Entries from a collection:

============

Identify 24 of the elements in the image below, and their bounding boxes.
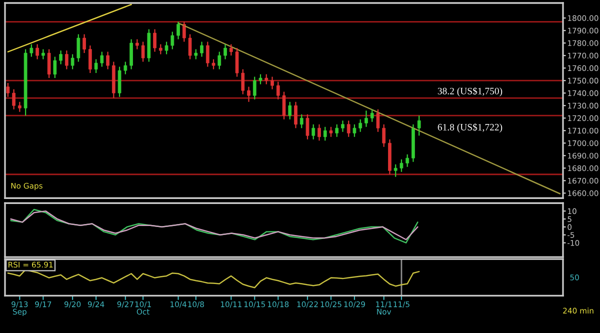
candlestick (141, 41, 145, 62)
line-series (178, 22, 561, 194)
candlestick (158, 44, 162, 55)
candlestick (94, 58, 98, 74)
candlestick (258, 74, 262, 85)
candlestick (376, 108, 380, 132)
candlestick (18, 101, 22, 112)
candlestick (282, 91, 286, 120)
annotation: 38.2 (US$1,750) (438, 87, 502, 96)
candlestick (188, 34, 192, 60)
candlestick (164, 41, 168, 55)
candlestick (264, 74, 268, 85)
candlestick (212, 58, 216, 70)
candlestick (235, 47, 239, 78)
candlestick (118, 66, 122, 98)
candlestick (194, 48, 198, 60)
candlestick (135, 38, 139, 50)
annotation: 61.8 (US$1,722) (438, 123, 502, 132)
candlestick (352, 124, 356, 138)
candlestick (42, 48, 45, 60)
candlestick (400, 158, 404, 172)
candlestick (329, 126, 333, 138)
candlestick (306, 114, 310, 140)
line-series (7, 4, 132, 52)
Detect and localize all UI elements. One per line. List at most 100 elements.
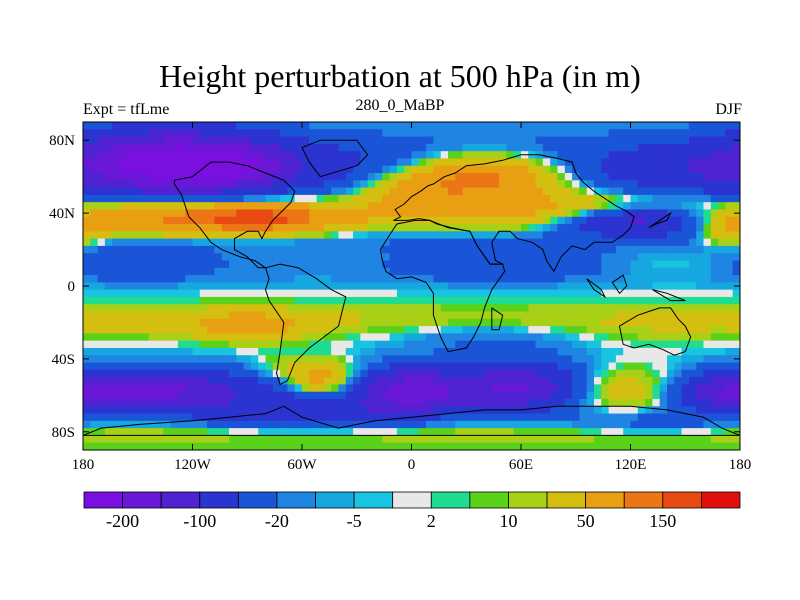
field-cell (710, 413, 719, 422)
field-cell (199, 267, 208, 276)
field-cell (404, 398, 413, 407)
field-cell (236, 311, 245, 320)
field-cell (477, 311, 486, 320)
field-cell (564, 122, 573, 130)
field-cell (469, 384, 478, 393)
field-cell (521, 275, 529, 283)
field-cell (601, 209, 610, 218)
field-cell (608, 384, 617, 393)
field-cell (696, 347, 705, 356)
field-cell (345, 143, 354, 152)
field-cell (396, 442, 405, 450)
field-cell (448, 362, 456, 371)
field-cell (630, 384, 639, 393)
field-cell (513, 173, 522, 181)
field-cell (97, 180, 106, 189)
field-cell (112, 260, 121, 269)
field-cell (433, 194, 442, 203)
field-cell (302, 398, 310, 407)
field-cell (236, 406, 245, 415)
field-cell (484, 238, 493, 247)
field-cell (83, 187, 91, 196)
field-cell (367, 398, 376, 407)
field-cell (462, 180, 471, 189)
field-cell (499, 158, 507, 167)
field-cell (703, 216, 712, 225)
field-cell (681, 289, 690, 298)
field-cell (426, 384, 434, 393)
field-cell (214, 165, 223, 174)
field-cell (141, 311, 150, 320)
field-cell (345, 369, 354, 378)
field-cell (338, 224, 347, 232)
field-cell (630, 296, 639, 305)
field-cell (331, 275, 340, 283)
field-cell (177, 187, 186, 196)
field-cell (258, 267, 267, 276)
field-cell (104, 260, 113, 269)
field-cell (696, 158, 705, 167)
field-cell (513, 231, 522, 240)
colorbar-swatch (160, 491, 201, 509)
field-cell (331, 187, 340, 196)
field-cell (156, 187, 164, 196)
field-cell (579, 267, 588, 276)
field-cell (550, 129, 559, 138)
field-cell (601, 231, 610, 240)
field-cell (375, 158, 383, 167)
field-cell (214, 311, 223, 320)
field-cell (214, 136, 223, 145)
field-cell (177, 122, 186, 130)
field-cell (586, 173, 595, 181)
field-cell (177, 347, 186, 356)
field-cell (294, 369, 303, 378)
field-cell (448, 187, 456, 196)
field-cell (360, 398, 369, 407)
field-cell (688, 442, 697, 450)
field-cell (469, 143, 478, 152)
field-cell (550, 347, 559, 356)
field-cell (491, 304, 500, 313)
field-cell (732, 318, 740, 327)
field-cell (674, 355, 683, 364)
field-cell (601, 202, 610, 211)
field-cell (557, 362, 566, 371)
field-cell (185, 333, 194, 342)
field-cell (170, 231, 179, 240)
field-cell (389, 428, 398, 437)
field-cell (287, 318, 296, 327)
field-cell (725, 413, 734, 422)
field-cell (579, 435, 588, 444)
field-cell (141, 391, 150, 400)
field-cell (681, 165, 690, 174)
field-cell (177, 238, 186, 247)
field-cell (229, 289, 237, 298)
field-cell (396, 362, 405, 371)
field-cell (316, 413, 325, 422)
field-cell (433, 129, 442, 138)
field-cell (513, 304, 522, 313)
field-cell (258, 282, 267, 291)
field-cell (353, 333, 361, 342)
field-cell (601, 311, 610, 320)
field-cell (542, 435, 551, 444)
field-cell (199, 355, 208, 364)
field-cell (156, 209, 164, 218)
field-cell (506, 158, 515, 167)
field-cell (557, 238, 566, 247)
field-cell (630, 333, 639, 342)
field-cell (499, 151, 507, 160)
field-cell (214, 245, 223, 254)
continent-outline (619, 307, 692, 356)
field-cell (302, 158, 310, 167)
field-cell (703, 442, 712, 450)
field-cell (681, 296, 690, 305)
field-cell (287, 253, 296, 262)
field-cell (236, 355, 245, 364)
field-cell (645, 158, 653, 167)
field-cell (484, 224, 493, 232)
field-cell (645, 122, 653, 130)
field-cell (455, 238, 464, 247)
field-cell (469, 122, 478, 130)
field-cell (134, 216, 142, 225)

============

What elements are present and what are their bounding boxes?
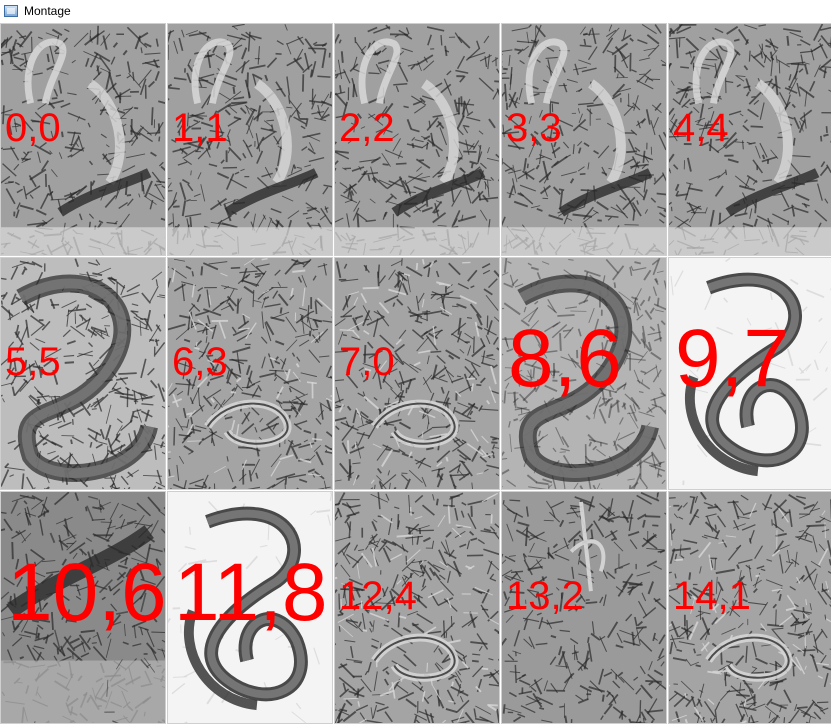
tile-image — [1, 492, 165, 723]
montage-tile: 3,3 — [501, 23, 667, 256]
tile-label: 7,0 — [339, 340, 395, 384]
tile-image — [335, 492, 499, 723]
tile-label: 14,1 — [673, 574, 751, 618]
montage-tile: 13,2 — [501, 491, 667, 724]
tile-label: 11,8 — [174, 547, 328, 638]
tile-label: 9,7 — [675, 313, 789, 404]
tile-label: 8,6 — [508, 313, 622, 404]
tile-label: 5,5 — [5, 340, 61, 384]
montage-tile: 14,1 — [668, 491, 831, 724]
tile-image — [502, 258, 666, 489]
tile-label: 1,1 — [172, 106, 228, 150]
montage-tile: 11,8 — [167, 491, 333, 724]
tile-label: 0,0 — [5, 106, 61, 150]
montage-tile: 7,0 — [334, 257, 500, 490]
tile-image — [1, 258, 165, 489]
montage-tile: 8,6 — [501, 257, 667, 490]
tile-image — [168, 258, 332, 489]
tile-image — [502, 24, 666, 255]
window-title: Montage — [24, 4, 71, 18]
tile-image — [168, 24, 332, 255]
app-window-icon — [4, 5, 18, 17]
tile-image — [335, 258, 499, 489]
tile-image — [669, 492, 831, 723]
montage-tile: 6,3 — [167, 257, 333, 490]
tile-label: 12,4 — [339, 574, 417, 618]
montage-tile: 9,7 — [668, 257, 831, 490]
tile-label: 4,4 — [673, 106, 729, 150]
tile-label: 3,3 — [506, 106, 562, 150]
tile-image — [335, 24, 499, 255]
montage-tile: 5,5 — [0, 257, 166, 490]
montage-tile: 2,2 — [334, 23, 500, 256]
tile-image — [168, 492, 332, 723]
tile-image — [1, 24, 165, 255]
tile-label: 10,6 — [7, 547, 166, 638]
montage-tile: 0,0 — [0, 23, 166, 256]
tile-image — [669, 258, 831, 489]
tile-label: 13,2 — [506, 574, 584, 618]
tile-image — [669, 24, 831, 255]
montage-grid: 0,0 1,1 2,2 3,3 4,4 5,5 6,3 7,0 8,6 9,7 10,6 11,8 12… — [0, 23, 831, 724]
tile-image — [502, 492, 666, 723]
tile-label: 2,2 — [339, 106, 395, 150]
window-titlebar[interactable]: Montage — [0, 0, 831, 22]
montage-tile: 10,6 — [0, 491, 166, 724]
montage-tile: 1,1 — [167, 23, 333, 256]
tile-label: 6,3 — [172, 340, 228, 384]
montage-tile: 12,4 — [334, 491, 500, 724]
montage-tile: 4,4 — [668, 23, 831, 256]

============

**Directive**
Copy out the part of the entries that begins with the line containing "Identify 24 of" and ends with the line containing "Detect and localize", keeping every line the same. Leave the pictures out.

**Worked solution**
Identify 24 of the elements in the image below, and their bounding boxes.
candlestick (141, 41, 145, 62)
line-series (178, 22, 561, 194)
candlestick (158, 44, 162, 55)
candlestick (94, 58, 98, 74)
candlestick (258, 74, 262, 85)
candlestick (376, 108, 380, 132)
candlestick (18, 101, 22, 112)
candlestick (282, 91, 286, 120)
annotation: 38.2 (US$1,750) (438, 87, 502, 96)
candlestick (188, 34, 192, 60)
candlestick (164, 41, 168, 55)
candlestick (264, 74, 268, 85)
candlestick (212, 58, 216, 70)
candlestick (235, 47, 239, 78)
candlestick (118, 66, 122, 98)
candlestick (194, 48, 198, 60)
candlestick (135, 38, 139, 50)
annotation: 61.8 (US$1,722) (438, 123, 502, 132)
candlestick (352, 124, 356, 138)
candlestick (42, 48, 45, 60)
candlestick (400, 158, 404, 172)
candlestick (329, 126, 333, 138)
candlestick (306, 114, 310, 140)
line-series (7, 4, 132, 52)
Detect and localize all UI elements. One per line. List at most 100 elements.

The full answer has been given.